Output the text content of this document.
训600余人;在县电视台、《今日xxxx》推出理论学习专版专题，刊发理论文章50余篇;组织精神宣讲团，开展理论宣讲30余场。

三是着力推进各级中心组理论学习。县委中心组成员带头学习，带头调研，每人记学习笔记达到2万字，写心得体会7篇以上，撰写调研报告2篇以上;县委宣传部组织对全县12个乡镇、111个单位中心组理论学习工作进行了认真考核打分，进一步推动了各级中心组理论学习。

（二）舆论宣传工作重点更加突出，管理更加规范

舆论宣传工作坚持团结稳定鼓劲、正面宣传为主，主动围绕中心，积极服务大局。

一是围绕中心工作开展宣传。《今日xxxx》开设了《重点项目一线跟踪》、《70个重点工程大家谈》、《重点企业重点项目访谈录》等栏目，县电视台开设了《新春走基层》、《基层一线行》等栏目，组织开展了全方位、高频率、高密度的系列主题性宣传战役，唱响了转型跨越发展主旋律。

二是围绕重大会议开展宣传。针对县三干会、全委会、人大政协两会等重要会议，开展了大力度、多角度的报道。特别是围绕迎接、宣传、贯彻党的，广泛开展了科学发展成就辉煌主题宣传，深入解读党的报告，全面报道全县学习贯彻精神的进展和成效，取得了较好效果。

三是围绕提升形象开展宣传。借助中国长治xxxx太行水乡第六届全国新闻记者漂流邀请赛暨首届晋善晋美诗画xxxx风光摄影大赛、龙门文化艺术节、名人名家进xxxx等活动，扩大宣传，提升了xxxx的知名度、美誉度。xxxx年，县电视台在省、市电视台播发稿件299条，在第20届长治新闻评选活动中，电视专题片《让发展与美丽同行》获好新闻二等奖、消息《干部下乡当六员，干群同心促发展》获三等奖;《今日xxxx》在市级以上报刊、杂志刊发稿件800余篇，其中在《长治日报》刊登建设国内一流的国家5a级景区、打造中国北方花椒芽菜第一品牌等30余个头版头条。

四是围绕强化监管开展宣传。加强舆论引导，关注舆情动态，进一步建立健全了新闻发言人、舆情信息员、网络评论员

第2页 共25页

*Directive:* Output the entries verbatim.

*Written response:*
Output the text content of this document.
训600余人;在县电视台、《今日xxxx》推出理论学习专版专题，刊发理论文章50余篇;组织精神宣讲团，开展理论宣讲30余场。

三是着力推进各级中心组理论学习。县委中心组成员带头学习，带头调研，每人记学习笔记达到2万字，写心得体会7篇以上，撰写调研报告2篇以上;县委宣传部组织对全县12个乡镇、111个单位中心组理论学习工作进行了认真考核打分，进一步推动了各级中心组理论学习。

（二）舆论宣传工作重点更加突出，管理更加规范

舆论宣传工作坚持团结稳定鼓劲、正面宣传为主，主动围绕中心，积极服务大局。

一是围绕中心工作开展宣传。《今日xxxx》开设了《重点项目一线跟踪》、《70个重点工程大家谈》、《重点企业重点项目访谈录》等栏目，县电视台开设了《新春走基层》、《基层一线行》等栏目，组织开展了全方位、高频率、高密度的系列主题性宣传战役，唱响了转型跨越发展主旋律。

二是围绕重大会议开展宣传。针对县三干会、全委会、人大政协两会等重要会议，开展了大力度、多角度的报道。特别是围绕迎接、宣传、贯彻党的，广泛开展了科学发展成就辉煌主题宣传，深入解读党的报告，全面报道全县学习贯彻精神的进展和成效，取得了较好效果。

三是围绕提升形象开展宣传。借助中国长治xxxx太行水乡第六届全国新闻记者漂流邀请赛暨首届晋善晋美诗画xxxx风光摄影大赛、龙门文化艺术节、名人名家进xxxx等活动，扩大宣传，提升了xxxx的知名度、美誉度。xxxx年，县电视台在省、市电视台播发稿件299条，在第20届长治新闻评选活动中，电视专题片《让发展与美丽同行》获好新闻二等奖、消息《干部下乡当六员，干群同心促发展》获三等奖;《今日xxxx》在市级以上报刊、杂志刊发稿件800余篇，其中在《长治日报》刊登建设国内一流的国家5a级景区、打造中国北方花椒芽菜第一品牌等30余个头版头条。

四是围绕强化监管开展宣传。加强舆论引导，关注舆情动态，进一步建立健全了新闻发言人、舆情信息员、网络评论员

第2页 共25页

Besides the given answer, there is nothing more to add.